__STATED GOAL__
Locate the lines where "Central" occurs and copy them as they stand.

__GIVEN ENTRIES__
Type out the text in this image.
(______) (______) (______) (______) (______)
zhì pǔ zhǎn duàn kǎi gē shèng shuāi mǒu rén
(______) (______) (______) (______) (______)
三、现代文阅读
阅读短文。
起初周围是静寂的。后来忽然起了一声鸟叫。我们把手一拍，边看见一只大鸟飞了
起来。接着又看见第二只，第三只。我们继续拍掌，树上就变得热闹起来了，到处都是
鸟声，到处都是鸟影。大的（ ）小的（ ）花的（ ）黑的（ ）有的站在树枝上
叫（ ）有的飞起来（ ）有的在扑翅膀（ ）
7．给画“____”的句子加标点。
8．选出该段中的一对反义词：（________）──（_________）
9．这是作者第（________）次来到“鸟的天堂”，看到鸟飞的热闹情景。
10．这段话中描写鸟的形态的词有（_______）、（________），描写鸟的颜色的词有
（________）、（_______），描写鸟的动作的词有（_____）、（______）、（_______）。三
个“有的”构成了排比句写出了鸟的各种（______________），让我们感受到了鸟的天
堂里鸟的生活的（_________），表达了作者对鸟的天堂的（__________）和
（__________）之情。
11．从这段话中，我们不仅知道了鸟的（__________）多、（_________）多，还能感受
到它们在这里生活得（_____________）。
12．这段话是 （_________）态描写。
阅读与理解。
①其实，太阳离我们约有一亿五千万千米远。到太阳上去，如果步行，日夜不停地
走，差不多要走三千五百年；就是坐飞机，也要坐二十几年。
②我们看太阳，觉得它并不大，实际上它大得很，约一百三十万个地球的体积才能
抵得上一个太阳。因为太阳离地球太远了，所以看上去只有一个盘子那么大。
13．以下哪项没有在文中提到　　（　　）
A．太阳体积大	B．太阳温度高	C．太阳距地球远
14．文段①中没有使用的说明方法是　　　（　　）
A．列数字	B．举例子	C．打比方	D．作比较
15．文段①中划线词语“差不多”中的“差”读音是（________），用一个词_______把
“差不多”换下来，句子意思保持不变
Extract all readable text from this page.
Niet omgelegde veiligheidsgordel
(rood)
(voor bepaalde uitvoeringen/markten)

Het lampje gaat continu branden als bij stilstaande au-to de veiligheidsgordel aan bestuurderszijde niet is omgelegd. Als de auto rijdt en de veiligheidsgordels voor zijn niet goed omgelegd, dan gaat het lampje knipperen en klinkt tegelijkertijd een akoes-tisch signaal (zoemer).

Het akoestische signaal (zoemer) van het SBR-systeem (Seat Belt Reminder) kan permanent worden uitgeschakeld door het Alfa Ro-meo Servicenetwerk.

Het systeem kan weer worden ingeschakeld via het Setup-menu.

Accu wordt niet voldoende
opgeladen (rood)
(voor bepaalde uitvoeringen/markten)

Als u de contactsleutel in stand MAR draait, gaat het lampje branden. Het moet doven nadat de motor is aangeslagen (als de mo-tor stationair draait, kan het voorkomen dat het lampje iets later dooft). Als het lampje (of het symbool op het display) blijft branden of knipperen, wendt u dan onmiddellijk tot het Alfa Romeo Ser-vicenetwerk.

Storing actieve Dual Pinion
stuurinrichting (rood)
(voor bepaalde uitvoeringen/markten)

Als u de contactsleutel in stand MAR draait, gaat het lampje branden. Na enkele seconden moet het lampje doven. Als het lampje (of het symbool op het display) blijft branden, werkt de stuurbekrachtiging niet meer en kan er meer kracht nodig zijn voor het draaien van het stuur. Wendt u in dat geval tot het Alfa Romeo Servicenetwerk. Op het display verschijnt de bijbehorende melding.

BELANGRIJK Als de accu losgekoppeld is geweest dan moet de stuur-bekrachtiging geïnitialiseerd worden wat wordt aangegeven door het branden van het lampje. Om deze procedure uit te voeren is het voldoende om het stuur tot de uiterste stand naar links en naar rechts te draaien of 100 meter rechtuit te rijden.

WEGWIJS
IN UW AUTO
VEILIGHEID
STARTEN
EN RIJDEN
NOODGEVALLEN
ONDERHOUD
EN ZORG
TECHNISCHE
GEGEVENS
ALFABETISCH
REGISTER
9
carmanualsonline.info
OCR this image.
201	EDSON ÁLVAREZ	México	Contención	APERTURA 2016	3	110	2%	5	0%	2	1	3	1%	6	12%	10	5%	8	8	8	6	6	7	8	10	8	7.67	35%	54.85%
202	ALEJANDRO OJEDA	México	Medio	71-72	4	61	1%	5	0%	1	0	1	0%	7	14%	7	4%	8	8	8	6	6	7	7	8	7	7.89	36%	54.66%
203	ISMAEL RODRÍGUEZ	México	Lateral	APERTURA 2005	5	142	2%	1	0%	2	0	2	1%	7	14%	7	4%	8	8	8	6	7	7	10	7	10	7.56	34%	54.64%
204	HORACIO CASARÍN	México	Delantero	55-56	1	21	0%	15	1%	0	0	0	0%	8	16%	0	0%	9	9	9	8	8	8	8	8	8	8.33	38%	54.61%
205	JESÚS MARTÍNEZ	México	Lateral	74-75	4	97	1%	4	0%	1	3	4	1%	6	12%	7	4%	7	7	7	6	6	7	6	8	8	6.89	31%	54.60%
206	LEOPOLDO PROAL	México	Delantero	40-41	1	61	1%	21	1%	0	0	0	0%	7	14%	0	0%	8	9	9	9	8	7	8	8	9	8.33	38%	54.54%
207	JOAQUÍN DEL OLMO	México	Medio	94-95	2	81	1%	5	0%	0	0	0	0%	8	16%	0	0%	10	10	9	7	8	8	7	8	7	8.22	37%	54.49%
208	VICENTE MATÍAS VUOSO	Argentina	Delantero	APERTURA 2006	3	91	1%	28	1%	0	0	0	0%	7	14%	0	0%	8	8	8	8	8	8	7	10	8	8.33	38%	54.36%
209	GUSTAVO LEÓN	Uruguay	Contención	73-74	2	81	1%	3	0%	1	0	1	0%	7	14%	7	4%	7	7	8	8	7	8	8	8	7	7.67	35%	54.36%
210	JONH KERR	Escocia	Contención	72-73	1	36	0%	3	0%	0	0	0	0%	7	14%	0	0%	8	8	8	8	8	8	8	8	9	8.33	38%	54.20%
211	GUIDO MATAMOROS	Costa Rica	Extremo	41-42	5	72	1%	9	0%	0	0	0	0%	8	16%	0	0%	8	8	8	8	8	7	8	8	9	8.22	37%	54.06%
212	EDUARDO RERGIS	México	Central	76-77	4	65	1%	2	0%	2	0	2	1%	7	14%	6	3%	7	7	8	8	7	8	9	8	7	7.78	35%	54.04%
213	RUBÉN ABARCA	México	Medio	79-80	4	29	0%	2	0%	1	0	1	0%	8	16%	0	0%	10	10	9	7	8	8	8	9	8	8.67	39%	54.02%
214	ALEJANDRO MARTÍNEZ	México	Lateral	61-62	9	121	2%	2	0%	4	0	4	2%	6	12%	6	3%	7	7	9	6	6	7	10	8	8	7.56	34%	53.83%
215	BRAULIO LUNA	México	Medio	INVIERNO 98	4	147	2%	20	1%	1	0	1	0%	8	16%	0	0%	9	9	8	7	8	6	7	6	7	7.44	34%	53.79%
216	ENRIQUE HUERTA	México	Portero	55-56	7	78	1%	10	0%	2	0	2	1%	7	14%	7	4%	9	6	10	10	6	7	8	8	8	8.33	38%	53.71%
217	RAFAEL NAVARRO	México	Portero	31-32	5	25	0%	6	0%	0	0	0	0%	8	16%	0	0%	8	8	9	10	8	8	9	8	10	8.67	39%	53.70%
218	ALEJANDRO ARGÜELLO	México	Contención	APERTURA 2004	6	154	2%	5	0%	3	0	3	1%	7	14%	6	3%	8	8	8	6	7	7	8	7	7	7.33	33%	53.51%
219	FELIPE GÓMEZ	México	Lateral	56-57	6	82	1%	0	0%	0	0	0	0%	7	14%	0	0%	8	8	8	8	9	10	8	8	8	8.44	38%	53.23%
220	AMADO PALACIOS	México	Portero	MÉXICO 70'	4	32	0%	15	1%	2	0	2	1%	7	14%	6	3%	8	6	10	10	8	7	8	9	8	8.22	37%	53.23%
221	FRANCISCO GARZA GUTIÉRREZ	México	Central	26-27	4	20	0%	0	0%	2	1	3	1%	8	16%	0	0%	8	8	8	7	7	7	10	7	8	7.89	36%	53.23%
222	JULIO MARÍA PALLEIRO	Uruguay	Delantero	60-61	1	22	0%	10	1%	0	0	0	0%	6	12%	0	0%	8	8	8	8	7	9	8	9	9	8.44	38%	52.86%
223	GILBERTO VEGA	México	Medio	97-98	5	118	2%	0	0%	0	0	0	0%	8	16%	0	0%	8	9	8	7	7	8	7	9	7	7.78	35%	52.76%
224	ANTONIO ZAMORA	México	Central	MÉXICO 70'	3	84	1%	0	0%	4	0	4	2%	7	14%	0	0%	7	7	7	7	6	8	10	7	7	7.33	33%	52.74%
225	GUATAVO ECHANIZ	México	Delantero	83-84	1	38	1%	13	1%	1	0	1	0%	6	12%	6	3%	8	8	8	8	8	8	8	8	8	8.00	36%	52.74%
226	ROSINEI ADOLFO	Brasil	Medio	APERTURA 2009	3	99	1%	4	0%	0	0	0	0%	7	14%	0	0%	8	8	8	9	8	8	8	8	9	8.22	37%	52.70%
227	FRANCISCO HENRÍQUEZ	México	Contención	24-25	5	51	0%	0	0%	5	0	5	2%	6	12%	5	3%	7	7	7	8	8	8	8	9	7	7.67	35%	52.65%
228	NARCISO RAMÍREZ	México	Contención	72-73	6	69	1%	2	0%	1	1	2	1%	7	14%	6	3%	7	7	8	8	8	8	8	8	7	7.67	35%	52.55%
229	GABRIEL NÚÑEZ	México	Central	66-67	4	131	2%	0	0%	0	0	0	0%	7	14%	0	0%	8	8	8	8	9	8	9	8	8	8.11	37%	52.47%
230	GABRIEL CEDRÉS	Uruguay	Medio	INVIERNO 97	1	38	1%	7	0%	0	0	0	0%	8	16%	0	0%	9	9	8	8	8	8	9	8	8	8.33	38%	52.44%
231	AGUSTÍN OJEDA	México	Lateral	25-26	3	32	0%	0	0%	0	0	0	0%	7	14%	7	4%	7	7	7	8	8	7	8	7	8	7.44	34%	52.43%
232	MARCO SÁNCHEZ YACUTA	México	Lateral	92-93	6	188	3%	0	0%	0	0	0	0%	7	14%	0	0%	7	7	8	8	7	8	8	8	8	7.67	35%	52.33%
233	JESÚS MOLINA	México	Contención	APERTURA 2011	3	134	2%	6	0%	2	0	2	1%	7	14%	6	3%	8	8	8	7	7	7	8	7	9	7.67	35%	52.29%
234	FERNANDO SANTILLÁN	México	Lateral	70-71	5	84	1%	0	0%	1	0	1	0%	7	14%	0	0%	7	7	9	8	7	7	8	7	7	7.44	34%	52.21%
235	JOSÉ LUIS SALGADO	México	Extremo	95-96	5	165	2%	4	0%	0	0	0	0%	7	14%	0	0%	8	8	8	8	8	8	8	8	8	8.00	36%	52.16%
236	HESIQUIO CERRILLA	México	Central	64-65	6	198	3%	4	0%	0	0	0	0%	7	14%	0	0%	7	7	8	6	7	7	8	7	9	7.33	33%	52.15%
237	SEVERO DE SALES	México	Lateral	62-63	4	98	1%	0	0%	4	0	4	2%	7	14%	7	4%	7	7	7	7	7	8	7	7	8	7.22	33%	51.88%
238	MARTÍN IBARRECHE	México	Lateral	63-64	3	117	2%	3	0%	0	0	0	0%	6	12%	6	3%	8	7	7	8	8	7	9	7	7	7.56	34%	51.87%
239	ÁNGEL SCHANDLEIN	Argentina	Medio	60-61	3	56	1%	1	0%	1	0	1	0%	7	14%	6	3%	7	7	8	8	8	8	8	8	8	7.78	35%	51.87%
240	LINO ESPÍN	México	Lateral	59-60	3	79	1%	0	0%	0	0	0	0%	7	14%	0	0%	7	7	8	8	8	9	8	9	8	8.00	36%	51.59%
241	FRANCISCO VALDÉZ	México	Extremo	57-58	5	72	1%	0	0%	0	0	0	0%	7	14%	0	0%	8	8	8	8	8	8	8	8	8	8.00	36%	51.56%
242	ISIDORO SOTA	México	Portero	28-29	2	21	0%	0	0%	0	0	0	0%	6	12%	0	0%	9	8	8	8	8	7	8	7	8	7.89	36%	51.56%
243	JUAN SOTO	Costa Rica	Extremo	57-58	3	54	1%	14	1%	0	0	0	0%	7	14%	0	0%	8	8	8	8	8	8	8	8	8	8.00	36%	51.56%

__RESULT OF THIS TASK__
212	EDUARDO RERGIS	México	Central	76-77	4	65	1%	2	0%	2	0	2	1%	7	14%	6	3%	7	7	8	8	7	8	9	8	7	7.78	35%	54.04%
221	FRANCISCO GARZA GUTIÉRREZ	México	Central	26-27	4	20	0%	0	0%	2	1	3	1%	8	16%	0	0%	8	8	8	7	7	7	10	7	8	7.89	36%	53.23%
224	ANTONIO ZAMORA	México	Central	MÉXICO 70'	3	84	1%	0	0%	4	0	4	2%	7	14%	0	0%	7	7	7	7	6	8	10	7	7	7.33	33%	52.74%
229	GABRIEL NÚÑEZ	México	Central	66-67	4	131	2%	0	0%	0	0	0	0%	7	14%	0	0%	8	8	8	8	9	8	9	8	8	8.11	37%	52.47%
236	HESIQUIO CERRILLA	México	Central	64-65	6	198	3%	4	0%	0	0	0	0%	7	14%	0	0%	7	7	8	6	7	7	8	7	9	7.33	33%	52.15%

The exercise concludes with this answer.